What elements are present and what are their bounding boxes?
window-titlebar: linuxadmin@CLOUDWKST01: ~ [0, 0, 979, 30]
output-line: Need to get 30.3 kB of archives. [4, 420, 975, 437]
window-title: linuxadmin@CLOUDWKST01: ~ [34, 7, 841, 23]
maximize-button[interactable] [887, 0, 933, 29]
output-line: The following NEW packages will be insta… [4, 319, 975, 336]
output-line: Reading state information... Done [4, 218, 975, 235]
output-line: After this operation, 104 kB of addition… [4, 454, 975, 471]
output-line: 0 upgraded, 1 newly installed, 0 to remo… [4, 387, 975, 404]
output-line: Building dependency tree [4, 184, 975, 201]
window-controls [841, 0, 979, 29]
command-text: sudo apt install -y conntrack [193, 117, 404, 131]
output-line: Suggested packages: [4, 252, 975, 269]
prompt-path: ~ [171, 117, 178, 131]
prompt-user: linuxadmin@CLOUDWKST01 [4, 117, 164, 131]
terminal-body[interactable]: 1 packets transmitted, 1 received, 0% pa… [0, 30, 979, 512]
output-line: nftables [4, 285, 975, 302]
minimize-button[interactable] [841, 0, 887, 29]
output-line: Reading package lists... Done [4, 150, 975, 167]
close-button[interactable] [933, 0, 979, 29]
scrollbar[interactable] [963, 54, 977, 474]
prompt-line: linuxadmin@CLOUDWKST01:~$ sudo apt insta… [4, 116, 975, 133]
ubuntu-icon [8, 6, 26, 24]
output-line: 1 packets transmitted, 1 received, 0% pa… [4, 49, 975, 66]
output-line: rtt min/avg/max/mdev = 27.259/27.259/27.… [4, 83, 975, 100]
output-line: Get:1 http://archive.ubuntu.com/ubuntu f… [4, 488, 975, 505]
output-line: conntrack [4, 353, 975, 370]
★ ★ ★ ★ ★
GIVEN EXERCISE => Copy every line of the entries above verbatim, keeping each one unchanged.

CORRECT RESULT =>
What elements are present and what are their bounding boxes?
window-titlebar: linuxadmin@CLOUDWKST01: ~ [0, 0, 979, 30]
output-line: Need to get 30.3 kB of archives. [4, 420, 975, 437]
window-title: linuxadmin@CLOUDWKST01: ~ [34, 7, 841, 23]
maximize-button[interactable] [887, 0, 933, 29]
output-line: The following NEW packages will be insta… [4, 319, 975, 336]
output-line: Reading state information... Done [4, 218, 975, 235]
output-line: After this operation, 104 kB of addition… [4, 454, 975, 471]
output-line: 0 upgraded, 1 newly installed, 0 to remo… [4, 387, 975, 404]
output-line: Building dependency tree [4, 184, 975, 201]
window-controls [841, 0, 979, 29]
command-text: sudo apt install -y conntrack [193, 117, 404, 131]
output-line: Suggested packages: [4, 252, 975, 269]
prompt-path: ~ [171, 117, 178, 131]
prompt-user: linuxadmin@CLOUDWKST01 [4, 117, 164, 131]
terminal-body[interactable]: 1 packets transmitted, 1 received, 0% pa… [0, 30, 979, 512]
output-line: nftables [4, 285, 975, 302]
minimize-button[interactable] [841, 0, 887, 29]
output-line: Reading package lists... Done [4, 150, 975, 167]
close-button[interactable] [933, 0, 979, 29]
scrollbar[interactable] [963, 54, 977, 474]
prompt-line: linuxadmin@CLOUDWKST01:~$ sudo apt insta… [4, 116, 975, 133]
ubuntu-icon [8, 6, 26, 24]
output-line: 1 packets transmitted, 1 received, 0% pa… [4, 49, 975, 66]
output-line: rtt min/avg/max/mdev = 27.259/27.259/27.… [4, 83, 975, 100]
output-line: Get:1 http://archive.ubuntu.com/ubuntu f… [4, 488, 975, 505]
output-line: conntrack [4, 353, 975, 370]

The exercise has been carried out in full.